● Objective 1: In the records, reproduce verbatim every line from the line containing "List all visible" up to and including the line containing "svg-text:LOXONE: LOXONE: [161, 259, 198, 272]".

As we noted yesterday [2], reportage on the oil market jittters sparked by the Iran elections included a quote from one analyst predicting an imminent rise to $100 a barrel. This ominous figure is being heard more and more. The Wall Street Journal [3] on June 22 ran an overview of predictions concerning the oil market and its impact on the world economy that quoted Tom Petrie, an "oil bull" who runs his own energy investment bank and research operation out of Denver. Petrie puts the chances that oil will rise to $80 to $100 a barrel in the next couple of years at greater than 50 percent.
Al-Jazeera [4] April 21 noted a report prepared by energy economists at the French investment bank Ixis-CIB warning that crude oil prices could touch $380 a barrel by 2015. Some excerpts: "If one takes into account the level of previous oil shocks such as in the 1970's, we don't think a price level of $380 per barrel is out of the question... We have taken into account every new oil discovery and potential source ...as well as this we note the continuing situation of a fall in new field discoveries." Meanwhile, China will contribute greatly to the world's rising energy needs: "Rapid movements of people from the Chinese countryside into the cities would increase the demand for housing, cars and general transportation. All of this will fuel energy consumption," the report said.
On May 4, the Association for the Study of Peak Oil (ASPO [5]) ran a story on a Palm Springs lecture by legendary independent oil magnate T. Boone Pickens in which he predicted $60 a barrel by the end of the year. He would be vindicated in less than two months. Boone on what is driving the spike: "Global oil [production] is 84 million barrels [a day]. I don't believe you can get it any more than 84 million barrels. I don't care what [Saudi Crown Prince] Abdullah, [Russian President Vladimir] Putin or anybody else says about oil reserves or production. I think they are on decline in the biggest oil fields in the world today and I know what's it like once you turn the corner and start declining, it's a tread mill that you just can't keep up with."
On May 25, the UK Guardian [6] reported from the ASPO annual meeting at the Gulbenkian Museum in Lisbon, where delegates accused OPEC of articifially inflating its reserve estimates:
From quiet beginnings three years ago, Aspo is no longer just "bubbling under" in being taken seriously. Delegates had to squeeze past no fewer than 10 documentary crews, a nest of television cameras and a phalanx of reporters just to grab their seat in the packed auditorium.

● A sequence of records:
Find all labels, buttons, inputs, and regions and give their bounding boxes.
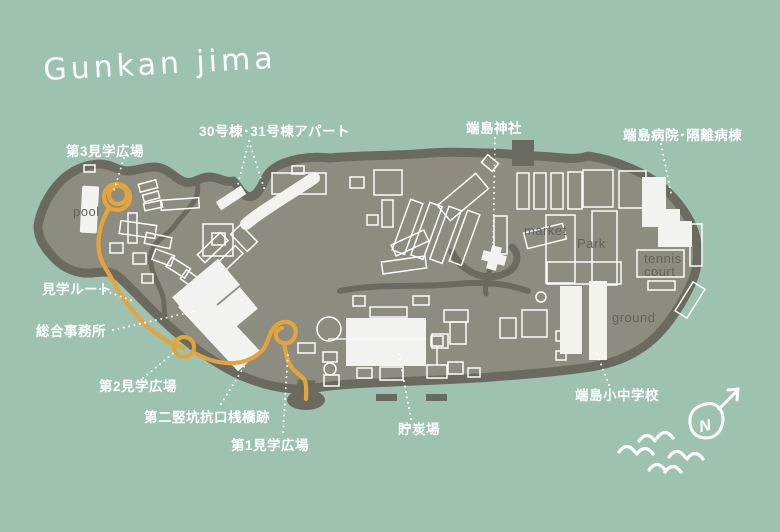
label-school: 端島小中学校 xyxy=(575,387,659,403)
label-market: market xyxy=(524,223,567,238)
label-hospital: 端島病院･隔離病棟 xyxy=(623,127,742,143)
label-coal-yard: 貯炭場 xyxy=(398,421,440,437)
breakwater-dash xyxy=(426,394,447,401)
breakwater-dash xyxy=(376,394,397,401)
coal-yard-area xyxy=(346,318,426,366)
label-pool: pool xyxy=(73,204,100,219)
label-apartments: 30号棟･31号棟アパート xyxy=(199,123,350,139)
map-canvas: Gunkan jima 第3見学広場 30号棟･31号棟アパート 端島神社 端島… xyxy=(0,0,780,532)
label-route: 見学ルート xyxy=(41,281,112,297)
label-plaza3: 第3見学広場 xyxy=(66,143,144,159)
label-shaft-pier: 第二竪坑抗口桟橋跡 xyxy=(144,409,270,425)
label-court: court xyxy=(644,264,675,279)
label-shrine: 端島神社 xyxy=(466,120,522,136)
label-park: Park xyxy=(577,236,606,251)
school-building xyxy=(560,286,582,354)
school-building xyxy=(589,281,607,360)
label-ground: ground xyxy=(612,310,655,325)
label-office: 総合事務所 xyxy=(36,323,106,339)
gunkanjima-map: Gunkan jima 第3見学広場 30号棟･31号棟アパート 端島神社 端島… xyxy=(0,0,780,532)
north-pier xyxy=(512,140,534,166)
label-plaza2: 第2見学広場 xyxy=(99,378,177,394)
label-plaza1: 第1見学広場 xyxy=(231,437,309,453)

==

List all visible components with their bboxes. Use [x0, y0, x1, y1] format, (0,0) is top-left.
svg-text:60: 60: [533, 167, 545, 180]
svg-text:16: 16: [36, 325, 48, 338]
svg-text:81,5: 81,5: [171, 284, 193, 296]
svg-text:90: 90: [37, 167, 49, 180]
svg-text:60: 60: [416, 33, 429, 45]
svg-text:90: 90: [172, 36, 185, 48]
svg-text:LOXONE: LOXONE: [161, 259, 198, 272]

● Objective 2:
Answer the following questions using the text on oil price forecasts:
(a) The economists who warned of $380 a barrel by 2015 worked at which investment bank?
(b) At what venue was the ASPO annual meeting held?
(c) Out of which city does Tom Petrie run his energy investment bank and research operation?

● Full answer 1:
List all visible components with their bboxes. Use [x0, y0, x1, y1] format, (0,0) is top-left.
svg-text:60: 60: [533, 167, 545, 180]
svg-text:16: 16: [36, 325, 48, 338]
svg-text:81,5: 81,5: [171, 284, 193, 296]
svg-text:90: 90: [37, 167, 49, 180]
svg-text:60: 60: [416, 33, 429, 45]
svg-text:90: 90: [172, 36, 185, 48]
svg-text:LOXONE: LOXONE: [161, 259, 198, 272]

● Full answer 2:
(a) The French investment bank Ixis-CIB.
(b) The Gulbenkian Museum in Lisbon.
(c) Denver.